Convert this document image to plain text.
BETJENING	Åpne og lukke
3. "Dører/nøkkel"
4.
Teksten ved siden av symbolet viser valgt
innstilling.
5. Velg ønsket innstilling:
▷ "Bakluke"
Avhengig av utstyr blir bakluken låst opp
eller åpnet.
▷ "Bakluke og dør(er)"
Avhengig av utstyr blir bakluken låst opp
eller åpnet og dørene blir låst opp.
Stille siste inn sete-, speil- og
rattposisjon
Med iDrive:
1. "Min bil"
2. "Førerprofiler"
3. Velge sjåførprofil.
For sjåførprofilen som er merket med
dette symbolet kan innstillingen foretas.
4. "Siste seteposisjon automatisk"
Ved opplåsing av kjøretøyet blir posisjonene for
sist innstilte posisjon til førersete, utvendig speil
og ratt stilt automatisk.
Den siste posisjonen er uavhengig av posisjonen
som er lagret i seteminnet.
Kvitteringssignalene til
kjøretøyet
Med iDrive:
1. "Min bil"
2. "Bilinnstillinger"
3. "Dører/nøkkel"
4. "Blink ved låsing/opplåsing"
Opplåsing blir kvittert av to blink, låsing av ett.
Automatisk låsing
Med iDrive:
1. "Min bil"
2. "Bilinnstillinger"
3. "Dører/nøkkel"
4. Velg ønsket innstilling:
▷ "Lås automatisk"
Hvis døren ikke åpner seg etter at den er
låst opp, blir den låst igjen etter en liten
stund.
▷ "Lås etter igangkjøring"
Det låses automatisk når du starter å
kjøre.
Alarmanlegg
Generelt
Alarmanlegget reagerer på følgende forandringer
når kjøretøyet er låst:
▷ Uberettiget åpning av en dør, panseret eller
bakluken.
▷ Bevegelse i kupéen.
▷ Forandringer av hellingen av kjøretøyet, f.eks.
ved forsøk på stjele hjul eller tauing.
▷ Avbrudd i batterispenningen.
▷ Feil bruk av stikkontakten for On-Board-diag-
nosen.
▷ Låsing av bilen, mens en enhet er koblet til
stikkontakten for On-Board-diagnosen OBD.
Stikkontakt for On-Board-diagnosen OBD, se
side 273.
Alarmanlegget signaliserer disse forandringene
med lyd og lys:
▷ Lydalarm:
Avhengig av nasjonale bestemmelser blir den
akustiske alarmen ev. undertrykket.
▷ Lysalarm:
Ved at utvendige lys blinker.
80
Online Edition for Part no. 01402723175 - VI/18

CHALLENGE ▸ The records above should be duplicated in full, exactly as given.

EXERCISE OUTPUT ▸
Convert this document image to plain text.
BETJENING	Åpne og lukke
3. "Dører/nøkkel"
4.
Teksten ved siden av symbolet viser valgt
innstilling.
5. Velg ønsket innstilling:
▷ "Bakluke"
Avhengig av utstyr blir bakluken låst opp
eller åpnet.
▷ "Bakluke og dør(er)"
Avhengig av utstyr blir bakluken låst opp
eller åpnet og dørene blir låst opp.
Stille siste inn sete-, speil- og
rattposisjon
Med iDrive:
1. "Min bil"
2. "Førerprofiler"
3. Velge sjåførprofil.
For sjåførprofilen som er merket med
dette symbolet kan innstillingen foretas.
4. "Siste seteposisjon automatisk"
Ved opplåsing av kjøretøyet blir posisjonene for
sist innstilte posisjon til førersete, utvendig speil
og ratt stilt automatisk.
Den siste posisjonen er uavhengig av posisjonen
som er lagret i seteminnet.
Kvitteringssignalene til
kjøretøyet
Med iDrive:
1. "Min bil"
2. "Bilinnstillinger"
3. "Dører/nøkkel"
4. "Blink ved låsing/opplåsing"
Opplåsing blir kvittert av to blink, låsing av ett.
Automatisk låsing
Med iDrive:
1. "Min bil"
2. "Bilinnstillinger"
3. "Dører/nøkkel"
4. Velg ønsket innstilling:
▷ "Lås automatisk"
Hvis døren ikke åpner seg etter at den er
låst opp, blir den låst igjen etter en liten
stund.
▷ "Lås etter igangkjøring"
Det låses automatisk når du starter å
kjøre.
Alarmanlegg
Generelt
Alarmanlegget reagerer på følgende forandringer
når kjøretøyet er låst:
▷ Uberettiget åpning av en dør, panseret eller
bakluken.
▷ Bevegelse i kupéen.
▷ Forandringer av hellingen av kjøretøyet, f.eks.
ved forsøk på stjele hjul eller tauing.
▷ Avbrudd i batterispenningen.
▷ Feil bruk av stikkontakten for On-Board-diag-
nosen.
▷ Låsing av bilen, mens en enhet er koblet til
stikkontakten for On-Board-diagnosen OBD.
Stikkontakt for On-Board-diagnosen OBD, se
side 273.
Alarmanlegget signaliserer disse forandringene
med lyd og lys:
▷ Lydalarm:
Avhengig av nasjonale bestemmelser blir den
akustiske alarmen ev. undertrykket.
▷ Lysalarm:
Ved at utvendige lys blinker.
80
Online Edition for Part no. 01402723175 - VI/18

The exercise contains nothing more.